▶ [Objective]: Copy out every line containing the word "coffre".

━━━━━━━━━━━━━━━━━━━━

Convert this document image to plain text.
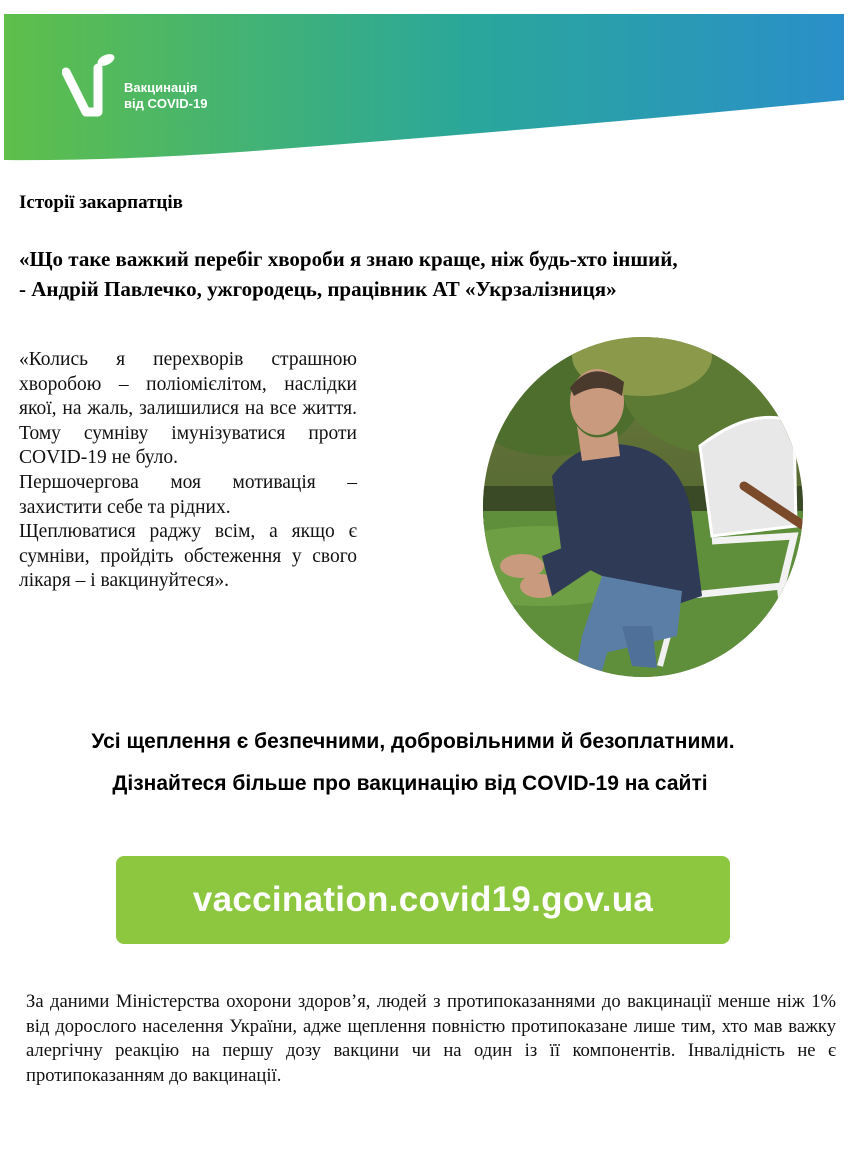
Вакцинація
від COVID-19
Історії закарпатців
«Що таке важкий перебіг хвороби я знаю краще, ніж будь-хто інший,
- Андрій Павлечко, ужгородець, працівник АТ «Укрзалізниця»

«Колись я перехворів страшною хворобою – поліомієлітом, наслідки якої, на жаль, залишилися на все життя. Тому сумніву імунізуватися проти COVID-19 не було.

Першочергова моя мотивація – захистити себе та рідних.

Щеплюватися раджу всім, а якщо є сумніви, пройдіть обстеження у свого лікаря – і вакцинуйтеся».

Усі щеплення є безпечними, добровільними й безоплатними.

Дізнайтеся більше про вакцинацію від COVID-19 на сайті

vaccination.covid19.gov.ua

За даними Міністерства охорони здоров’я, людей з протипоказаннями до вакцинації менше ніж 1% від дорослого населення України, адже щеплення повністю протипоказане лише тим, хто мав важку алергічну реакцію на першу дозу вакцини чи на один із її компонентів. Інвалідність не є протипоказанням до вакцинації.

━━━━━━━━━━━━━━━━━━━━

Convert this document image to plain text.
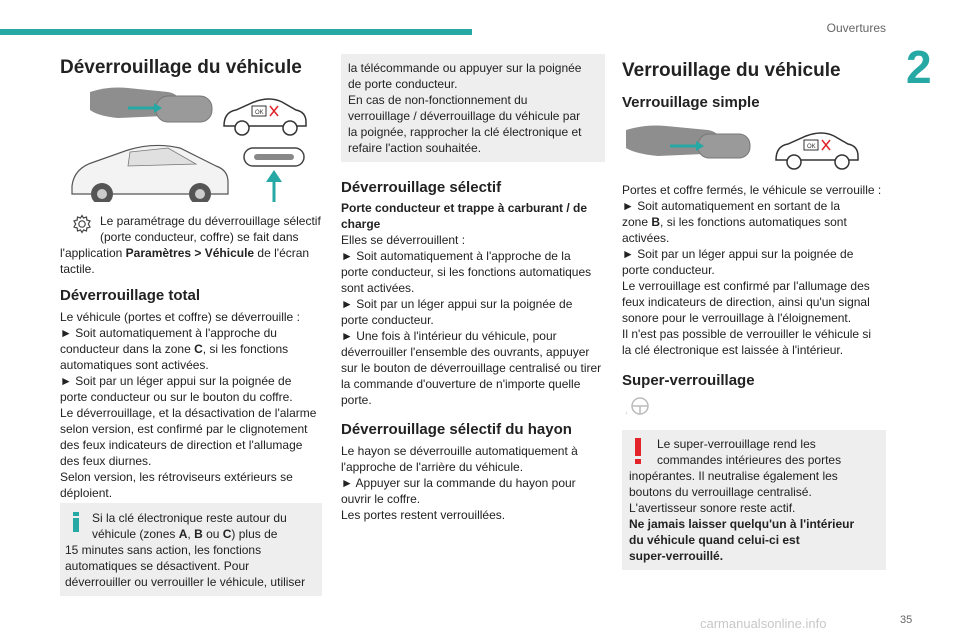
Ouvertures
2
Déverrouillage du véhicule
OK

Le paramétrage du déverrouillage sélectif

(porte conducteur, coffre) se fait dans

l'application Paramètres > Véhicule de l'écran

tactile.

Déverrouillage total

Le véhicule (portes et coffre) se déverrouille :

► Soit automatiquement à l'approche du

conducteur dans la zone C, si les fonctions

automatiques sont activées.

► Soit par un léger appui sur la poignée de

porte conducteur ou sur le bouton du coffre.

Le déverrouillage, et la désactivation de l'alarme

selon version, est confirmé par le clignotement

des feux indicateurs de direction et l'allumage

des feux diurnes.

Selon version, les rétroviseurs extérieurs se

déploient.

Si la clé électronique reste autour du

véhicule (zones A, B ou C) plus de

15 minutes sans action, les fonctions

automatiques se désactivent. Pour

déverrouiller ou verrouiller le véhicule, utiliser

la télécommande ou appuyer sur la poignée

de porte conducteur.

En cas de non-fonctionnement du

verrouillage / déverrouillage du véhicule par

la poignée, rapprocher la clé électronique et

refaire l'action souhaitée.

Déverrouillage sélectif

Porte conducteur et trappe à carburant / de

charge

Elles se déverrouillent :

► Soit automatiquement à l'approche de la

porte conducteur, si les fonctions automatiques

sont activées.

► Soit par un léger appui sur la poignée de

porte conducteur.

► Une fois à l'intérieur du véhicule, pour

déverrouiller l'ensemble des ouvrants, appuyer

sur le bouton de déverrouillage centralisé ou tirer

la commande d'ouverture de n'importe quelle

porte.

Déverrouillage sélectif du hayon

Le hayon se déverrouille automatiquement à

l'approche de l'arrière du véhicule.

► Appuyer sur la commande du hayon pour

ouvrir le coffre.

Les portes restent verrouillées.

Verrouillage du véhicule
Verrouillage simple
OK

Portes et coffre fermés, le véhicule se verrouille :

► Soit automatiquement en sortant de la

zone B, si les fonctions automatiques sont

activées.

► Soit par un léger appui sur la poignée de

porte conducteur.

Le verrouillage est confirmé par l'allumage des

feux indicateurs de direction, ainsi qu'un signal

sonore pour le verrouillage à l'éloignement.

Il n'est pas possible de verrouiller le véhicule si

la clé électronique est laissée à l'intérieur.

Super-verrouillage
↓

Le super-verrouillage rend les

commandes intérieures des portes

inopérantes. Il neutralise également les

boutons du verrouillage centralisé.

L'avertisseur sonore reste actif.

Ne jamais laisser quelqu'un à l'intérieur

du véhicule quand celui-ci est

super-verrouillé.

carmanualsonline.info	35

━━━━━━━━━━━━━━━━━━━━

▶ [Complete response]:
(porte conducteur, coffre) se fait dans
Le véhicule (portes et coffre) se déverrouille :
porte conducteur ou sur le bouton du coffre.
ouvrir le coffre.
Portes et coffre fermés, le véhicule se verrouille :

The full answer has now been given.